◆ Provided passage
+---+

Enslaved: Odyssey to the West on Xbox 360 Impression

Enslaved: Odyssey to the West is a retelling, loosely, based on the 400 year old Chinese novel Journey to the West. This spin puts games in control of a rugged young lad named Monkey as he is … enlisted to help the tech savvy Trip get home, over 300 miles away in the Western direction. As the story unfolds gamers will see a vision of America full of ruin 150 years in the future, that is if they take the journey. Will Enslaved deliver an epic adventure, let’s find out.

Gameplay – Far future, civilization in ruin, killer robots and slave traders on the prowl and gamers are put smack dab in the middle of one of these slave ships. Gamers take control of the buff, strong, agile Monkey who breaks out of his cell/capsule thanks to the escape of the tech savvy Trip. As the two escape the soon to be crashed slave ship, in New York, a unique adventure is about to begin. Gamers control the now enslaved (title, ah!) Monkey as he’s wakes from the crash. He has a slave headband, modified by Trip, on and the girl is determined to get back to her village 300 miles away. The headband is tied to Trip’s vitals, if she dies so does Monkey. Now the journey begins and gamers will be confronted with vast landscapes, killer robots and engaging puzzles. The main objective is to get from point A to B using Monkey to remove obstacles and get Trip around safe and sound. Trip is no pushover as her technological expertise allows for hacking of robots and more. There are camera and control issues but overall it’s an epic quest to get Trip home.

+---+

(Saved data entries)

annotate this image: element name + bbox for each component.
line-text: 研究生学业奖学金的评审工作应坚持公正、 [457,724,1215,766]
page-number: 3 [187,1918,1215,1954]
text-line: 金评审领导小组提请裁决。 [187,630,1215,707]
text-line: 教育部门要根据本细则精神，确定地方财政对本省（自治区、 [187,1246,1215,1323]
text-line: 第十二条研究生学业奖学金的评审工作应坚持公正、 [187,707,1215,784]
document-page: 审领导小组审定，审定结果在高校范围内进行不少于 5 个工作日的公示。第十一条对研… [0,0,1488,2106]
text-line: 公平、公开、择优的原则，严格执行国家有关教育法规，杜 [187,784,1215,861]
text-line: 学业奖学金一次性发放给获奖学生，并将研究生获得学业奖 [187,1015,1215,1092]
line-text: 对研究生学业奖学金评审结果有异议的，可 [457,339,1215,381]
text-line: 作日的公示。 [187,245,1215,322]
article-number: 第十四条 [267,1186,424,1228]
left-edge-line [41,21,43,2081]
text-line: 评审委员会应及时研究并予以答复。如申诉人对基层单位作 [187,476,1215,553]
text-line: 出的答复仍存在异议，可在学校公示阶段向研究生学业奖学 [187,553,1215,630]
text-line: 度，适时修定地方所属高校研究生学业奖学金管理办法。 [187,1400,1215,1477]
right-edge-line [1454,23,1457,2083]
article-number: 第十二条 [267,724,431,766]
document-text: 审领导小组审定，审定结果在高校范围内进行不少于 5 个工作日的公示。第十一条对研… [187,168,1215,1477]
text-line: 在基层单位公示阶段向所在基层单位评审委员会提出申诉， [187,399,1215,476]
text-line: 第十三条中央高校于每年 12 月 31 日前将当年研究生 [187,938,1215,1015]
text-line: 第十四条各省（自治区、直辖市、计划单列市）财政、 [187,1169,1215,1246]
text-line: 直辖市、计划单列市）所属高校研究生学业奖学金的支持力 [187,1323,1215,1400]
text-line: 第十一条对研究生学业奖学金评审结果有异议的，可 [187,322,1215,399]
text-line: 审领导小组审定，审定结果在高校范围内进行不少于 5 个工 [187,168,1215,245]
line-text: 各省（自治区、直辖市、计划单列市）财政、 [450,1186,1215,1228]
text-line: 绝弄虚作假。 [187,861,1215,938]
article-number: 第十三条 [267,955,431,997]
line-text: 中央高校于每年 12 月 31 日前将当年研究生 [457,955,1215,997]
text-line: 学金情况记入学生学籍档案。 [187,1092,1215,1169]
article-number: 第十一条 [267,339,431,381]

+---+

◆ Task objective
In the game review, condense the paragraph beginning "Gameplay – Far future" into a short bulleted list that keeps its main facts.

◆ Exercise output
- Setting: a far-future world with civilization in ruin, killer robots and slave traders.
- Players start on a slave ship as Monkey, who is strong and agile and breaks out of his capsule when the tech-savvy Trip escapes.
- The two escape before the ship crashes in New York.
- Monkey wakes wearing a slave headband modified by Trip, who wants to return to her village 300 miles away.
- The headband is tied to Trip's vitals, so if she dies, Monkey dies too.
- The journey has vast landscapes, killer robots and engaging puzzles.
- The main goal is getting from point A to B, with Monkey removing obstacles and keeping Trip safe.
- Trip can hack robots and more with her technical skills.
- There are camera and control issues, but overall it is an epic quest to get Trip home.